- **Data supplied**
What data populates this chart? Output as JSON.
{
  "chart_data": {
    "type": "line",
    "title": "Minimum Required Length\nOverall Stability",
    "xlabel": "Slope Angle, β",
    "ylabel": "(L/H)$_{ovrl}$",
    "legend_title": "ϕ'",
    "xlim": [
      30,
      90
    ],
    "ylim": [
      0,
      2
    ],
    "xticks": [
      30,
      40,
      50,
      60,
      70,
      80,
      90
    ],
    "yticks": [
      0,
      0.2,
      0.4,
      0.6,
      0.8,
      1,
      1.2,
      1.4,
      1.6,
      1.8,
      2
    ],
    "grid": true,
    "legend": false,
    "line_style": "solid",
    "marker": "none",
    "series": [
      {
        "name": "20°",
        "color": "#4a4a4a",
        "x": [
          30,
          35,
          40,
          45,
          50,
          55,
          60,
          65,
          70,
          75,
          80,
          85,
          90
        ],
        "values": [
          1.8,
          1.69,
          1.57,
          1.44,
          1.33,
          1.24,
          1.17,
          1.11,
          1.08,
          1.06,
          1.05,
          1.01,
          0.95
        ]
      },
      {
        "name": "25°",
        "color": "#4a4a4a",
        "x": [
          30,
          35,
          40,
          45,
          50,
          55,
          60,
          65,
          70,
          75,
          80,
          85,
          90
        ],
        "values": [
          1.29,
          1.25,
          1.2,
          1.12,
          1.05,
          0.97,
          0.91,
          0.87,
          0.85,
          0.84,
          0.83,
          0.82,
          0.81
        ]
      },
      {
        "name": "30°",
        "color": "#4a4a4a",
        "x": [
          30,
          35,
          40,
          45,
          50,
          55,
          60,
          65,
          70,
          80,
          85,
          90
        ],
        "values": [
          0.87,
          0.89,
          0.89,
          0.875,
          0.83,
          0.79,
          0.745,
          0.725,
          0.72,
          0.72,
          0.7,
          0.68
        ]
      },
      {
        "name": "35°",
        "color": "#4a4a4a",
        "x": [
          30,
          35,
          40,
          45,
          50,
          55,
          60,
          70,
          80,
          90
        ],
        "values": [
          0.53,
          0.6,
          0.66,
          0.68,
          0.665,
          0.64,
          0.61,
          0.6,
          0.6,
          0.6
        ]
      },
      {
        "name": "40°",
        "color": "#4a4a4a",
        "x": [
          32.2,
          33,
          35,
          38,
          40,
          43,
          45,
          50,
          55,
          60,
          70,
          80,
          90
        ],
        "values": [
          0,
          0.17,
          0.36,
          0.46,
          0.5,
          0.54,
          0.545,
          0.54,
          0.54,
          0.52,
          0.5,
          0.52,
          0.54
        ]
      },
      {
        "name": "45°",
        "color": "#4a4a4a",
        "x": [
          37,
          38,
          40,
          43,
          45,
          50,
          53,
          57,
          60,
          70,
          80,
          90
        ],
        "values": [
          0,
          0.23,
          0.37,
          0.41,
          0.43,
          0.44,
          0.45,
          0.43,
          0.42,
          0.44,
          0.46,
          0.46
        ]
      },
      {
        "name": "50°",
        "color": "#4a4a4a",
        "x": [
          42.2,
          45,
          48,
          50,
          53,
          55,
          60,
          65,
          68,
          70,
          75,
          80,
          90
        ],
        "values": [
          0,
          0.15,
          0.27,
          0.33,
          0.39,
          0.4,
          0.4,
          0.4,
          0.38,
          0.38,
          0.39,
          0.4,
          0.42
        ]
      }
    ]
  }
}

- **Work to be completed**
Please output the entire listing exactly as it stands.

- **Problem solution**
What data populates this chart? Output as JSON.
{
  "chart_data": {
    "type": "line",
    "title": "Minimum Required Length\nOverall Stability",
    "xlabel": "Slope Angle, β",
    "ylabel": "(L/H)$_{ovrl}$",
    "legend_title": "ϕ'",
    "xlim": [
      30,
      90
    ],
    "ylim": [
      0,
      2
    ],
    "xticks": [
      30,
      40,
      50,
      60,
      70,
      80,
      90
    ],
    "yticks": [
      0,
      0.2,
      0.4,
      0.6,
      0.8,
      1,
      1.2,
      1.4,
      1.6,
      1.8,
      2
    ],
    "grid": true,
    "legend": false,
    "line_style": "solid",
    "marker": "none",
    "series": [
      {
        "name": "20°",
        "color": "#4a4a4a",
        "x": [
          30,
          35,
          40,
          45,
          50,
          55,
          60,
          65,
          70,
          75,
          80,
          85,
          90
        ],
        "values": [
          1.8,
          1.69,
          1.57,
          1.44,
          1.33,
          1.24,
          1.17,
          1.11,
          1.08,
          1.06,
          1.05,
          1.01,
          0.95
        ]
      },
      {
        "name": "25°",
        "color": "#4a4a4a",
        "x": [
          30,
          35,
          40,
          45,
          50,
          55,
          60,
          65,
          70,
          75,
          80,
          85,
          90
        ],
        "values": [
          1.29,
          1.25,
          1.2,
          1.12,
          1.05,
          0.97,
          0.91,
          0.87,
          0.85,
          0.84,
          0.83,
          0.82,
          0.81
        ]
      },
      {
        "name": "30°",
        "color": "#4a4a4a",
        "x": [
          30,
          35,
          40,
          45,
          50,
          55,
          60,
          65,
          70,
          80,
          85,
          90
        ],
        "values": [
          0.87,
          0.89,
          0.89,
          0.875,
          0.83,
          0.79,
          0.745,
          0.725,
          0.72,
          0.72,
          0.7,
          0.68
        ]
      },
      {
        "name": "35°",
        "color": "#4a4a4a",
        "x": [
          30,
          35,
          40,
          45,
          50,
          55,
          60,
          70,
          80,
          90
        ],
        "values": [
          0.53,
          0.6,
          0.66,
          0.68,
          0.665,
          0.64,
          0.61,
          0.6,
          0.6,
          0.6
        ]
      },
      {
        "name": "40°",
        "color": "#4a4a4a",
        "x": [
          32.2,
          33,
          35,
          38,
          40,
          43,
          45,
          50,
          55,
          60,
          70,
          80,
          90
        ],
        "values": [
          0,
          0.17,
          0.36,
          0.46,
          0.5,
          0.54,
          0.545,
          0.54,
          0.54,
          0.52,
          0.5,
          0.52,
          0.54
        ]
      },
      {
        "name": "45°",
        "color": "#4a4a4a",
        "x": [
          37,
          38,
          40,
          43,
          45,
          50,
          53,
          57,
          60,
          70,
          80,
          90
        ],
        "values": [
          0,
          0.23,
          0.37,
          0.41,
          0.43,
          0.44,
          0.45,
          0.43,
          0.42,
          0.44,
          0.46,
          0.46
        ]
      },
      {
        "name": "50°",
        "color": "#4a4a4a",
        "x": [
          42.2,
          45,
          48,
          50,
          53,
          55,
          60,
          65,
          68,
          70,
          75,
          80,
          90
        ],
        "values": [
          0,
          0.15,
          0.27,
          0.33,
          0.39,
          0.4,
          0.4,
          0.4,
          0.38,
          0.38,
          0.39,
          0.4,
          0.42
        ]
      }
    ]
  }
}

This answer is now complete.